**Exercise details**: Transcribe each record exactly. Include every one.

++++++++++

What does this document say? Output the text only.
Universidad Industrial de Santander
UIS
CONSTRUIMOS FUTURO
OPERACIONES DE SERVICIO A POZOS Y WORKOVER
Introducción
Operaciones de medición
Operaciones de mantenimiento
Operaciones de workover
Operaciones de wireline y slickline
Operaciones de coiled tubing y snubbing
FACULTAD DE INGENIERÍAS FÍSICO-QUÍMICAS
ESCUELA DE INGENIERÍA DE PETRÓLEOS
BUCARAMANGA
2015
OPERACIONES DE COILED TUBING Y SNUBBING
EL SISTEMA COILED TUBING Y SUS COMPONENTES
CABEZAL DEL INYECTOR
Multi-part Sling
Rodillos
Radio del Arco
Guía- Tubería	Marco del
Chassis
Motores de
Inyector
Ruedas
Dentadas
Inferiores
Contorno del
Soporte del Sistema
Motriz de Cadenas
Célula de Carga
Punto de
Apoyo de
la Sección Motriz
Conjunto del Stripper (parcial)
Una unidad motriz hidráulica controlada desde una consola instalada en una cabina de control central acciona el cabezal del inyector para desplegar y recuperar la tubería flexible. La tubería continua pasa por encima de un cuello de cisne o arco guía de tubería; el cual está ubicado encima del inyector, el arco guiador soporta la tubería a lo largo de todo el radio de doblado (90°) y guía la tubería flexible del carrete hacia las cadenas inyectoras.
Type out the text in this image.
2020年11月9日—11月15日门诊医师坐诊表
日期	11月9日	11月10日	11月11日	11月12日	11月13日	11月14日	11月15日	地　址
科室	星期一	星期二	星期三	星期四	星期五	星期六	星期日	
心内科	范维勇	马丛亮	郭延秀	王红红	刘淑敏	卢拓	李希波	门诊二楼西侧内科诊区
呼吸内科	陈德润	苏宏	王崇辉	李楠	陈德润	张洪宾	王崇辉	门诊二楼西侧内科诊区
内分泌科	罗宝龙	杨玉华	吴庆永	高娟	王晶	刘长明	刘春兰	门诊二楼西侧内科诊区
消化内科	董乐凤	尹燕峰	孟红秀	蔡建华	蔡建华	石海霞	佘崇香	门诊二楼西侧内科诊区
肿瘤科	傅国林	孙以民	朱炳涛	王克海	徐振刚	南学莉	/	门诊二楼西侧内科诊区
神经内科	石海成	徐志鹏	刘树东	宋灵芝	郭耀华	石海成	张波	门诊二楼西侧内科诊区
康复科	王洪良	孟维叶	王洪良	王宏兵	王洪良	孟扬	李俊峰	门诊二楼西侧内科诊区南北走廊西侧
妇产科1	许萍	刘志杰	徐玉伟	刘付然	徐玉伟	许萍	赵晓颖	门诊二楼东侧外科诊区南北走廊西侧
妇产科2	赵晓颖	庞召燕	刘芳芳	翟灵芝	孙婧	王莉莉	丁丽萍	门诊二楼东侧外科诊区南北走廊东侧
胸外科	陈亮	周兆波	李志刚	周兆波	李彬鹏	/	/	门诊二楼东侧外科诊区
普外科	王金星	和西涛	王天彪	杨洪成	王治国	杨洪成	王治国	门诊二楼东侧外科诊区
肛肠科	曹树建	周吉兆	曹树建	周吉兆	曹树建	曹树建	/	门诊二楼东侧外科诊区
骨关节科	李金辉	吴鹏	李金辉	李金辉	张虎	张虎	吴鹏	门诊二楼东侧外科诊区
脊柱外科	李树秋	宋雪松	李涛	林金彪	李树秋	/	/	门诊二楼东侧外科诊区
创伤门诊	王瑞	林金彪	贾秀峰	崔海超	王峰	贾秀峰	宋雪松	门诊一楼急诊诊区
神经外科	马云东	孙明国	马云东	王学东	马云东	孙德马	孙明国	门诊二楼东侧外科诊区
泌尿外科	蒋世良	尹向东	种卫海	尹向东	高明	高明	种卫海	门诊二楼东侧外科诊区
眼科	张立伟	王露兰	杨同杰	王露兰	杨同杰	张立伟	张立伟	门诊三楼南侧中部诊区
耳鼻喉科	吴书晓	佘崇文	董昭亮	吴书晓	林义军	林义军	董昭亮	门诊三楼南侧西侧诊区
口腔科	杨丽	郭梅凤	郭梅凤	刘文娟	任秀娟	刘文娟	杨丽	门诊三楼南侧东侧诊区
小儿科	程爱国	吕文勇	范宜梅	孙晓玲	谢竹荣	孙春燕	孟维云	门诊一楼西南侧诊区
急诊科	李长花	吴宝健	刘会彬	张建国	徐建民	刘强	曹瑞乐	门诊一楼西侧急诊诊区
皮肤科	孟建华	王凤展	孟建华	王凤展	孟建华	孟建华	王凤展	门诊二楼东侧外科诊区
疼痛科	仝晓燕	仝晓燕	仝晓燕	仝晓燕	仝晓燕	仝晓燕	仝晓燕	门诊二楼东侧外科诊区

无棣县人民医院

++++++++++

**Exercise solution**:
What does this document say? Output the text only.
Universidad Industrial de Santander
UIS
CONSTRUIMOS FUTURO
OPERACIONES DE SERVICIO A POZOS Y WORKOVER
Introducción
Operaciones de medición
Operaciones de mantenimiento
Operaciones de workover
Operaciones de wireline y slickline
Operaciones de coiled tubing y snubbing
FACULTAD DE INGENIERÍAS FÍSICO-QUÍMICAS
ESCUELA DE INGENIERÍA DE PETRÓLEOS
BUCARAMANGA
2015
OPERACIONES DE COILED TUBING Y SNUBBING
EL SISTEMA COILED TUBING Y SUS COMPONENTES
CABEZAL DEL INYECTOR
Multi-part Sling
Rodillos
Radio del Arco
Guía- Tubería	Marco del
Chassis
Motores de
Inyector
Ruedas
Dentadas
Inferiores
Contorno del
Soporte del Sistema
Motriz de Cadenas
Célula de Carga
Punto de
Apoyo de
la Sección Motriz
Conjunto del Stripper (parcial)
Una unidad motriz hidráulica controlada desde una consola instalada en una cabina de control central acciona el cabezal del inyector para desplegar y recuperar la tubería flexible. La tubería continua pasa por encima de un cuello de cisne o arco guía de tubería; el cual está ubicado encima del inyector, el arco guiador soporta la tubería a lo largo de todo el radio de doblado (90°) y guía la tubería flexible del carrete hacia las cadenas inyectoras.
Type out the text in this image.
2020年11月9日—11月15日门诊医师坐诊表
日期	11月9日	11月10日	11月11日	11月12日	11月13日	11月14日	11月15日	地　址
科室	星期一	星期二	星期三	星期四	星期五	星期六	星期日	
心内科	范维勇	马丛亮	郭延秀	王红红	刘淑敏	卢拓	李希波	门诊二楼西侧内科诊区
呼吸内科	陈德润	苏宏	王崇辉	李楠	陈德润	张洪宾	王崇辉	门诊二楼西侧内科诊区
内分泌科	罗宝龙	杨玉华	吴庆永	高娟	王晶	刘长明	刘春兰	门诊二楼西侧内科诊区
消化内科	董乐凤	尹燕峰	孟红秀	蔡建华	蔡建华	石海霞	佘崇香	门诊二楼西侧内科诊区
肿瘤科	傅国林	孙以民	朱炳涛	王克海	徐振刚	南学莉	/	门诊二楼西侧内科诊区
神经内科	石海成	徐志鹏	刘树东	宋灵芝	郭耀华	石海成	张波	门诊二楼西侧内科诊区
康复科	王洪良	孟维叶	王洪良	王宏兵	王洪良	孟扬	李俊峰	门诊二楼西侧内科诊区南北走廊西侧
妇产科1	许萍	刘志杰	徐玉伟	刘付然	徐玉伟	许萍	赵晓颖	门诊二楼东侧外科诊区南北走廊西侧
妇产科2	赵晓颖	庞召燕	刘芳芳	翟灵芝	孙婧	王莉莉	丁丽萍	门诊二楼东侧外科诊区南北走廊东侧
胸外科	陈亮	周兆波	李志刚	周兆波	李彬鹏	/	/	门诊二楼东侧外科诊区
普外科	王金星	和西涛	王天彪	杨洪成	王治国	杨洪成	王治国	门诊二楼东侧外科诊区
肛肠科	曹树建	周吉兆	曹树建	周吉兆	曹树建	曹树建	/	门诊二楼东侧外科诊区
骨关节科	李金辉	吴鹏	李金辉	李金辉	张虎	张虎	吴鹏	门诊二楼东侧外科诊区
脊柱外科	李树秋	宋雪松	李涛	林金彪	李树秋	/	/	门诊二楼东侧外科诊区
创伤门诊	王瑞	林金彪	贾秀峰	崔海超	王峰	贾秀峰	宋雪松	门诊一楼急诊诊区
神经外科	马云东	孙明国	马云东	王学东	马云东	孙德马	孙明国	门诊二楼东侧外科诊区
泌尿外科	蒋世良	尹向东	种卫海	尹向东	高明	高明	种卫海	门诊二楼东侧外科诊区
眼科	张立伟	王露兰	杨同杰	王露兰	杨同杰	张立伟	张立伟	门诊三楼南侧中部诊区
耳鼻喉科	吴书晓	佘崇文	董昭亮	吴书晓	林义军	林义军	董昭亮	门诊三楼南侧西侧诊区
口腔科	杨丽	郭梅凤	郭梅凤	刘文娟	任秀娟	刘文娟	杨丽	门诊三楼南侧东侧诊区
小儿科	程爱国	吕文勇	范宜梅	孙晓玲	谢竹荣	孙春燕	孟维云	门诊一楼西南侧诊区
急诊科	李长花	吴宝健	刘会彬	张建国	徐建民	刘强	曹瑞乐	门诊一楼西侧急诊诊区
皮肤科	孟建华	王凤展	孟建华	王凤展	孟建华	孟建华	王凤展	门诊二楼东侧外科诊区
疼痛科	仝晓燕	仝晓燕	仝晓燕	仝晓燕	仝晓燕	仝晓燕	仝晓燕	门诊二楼东侧外科诊区

无棣县人民医院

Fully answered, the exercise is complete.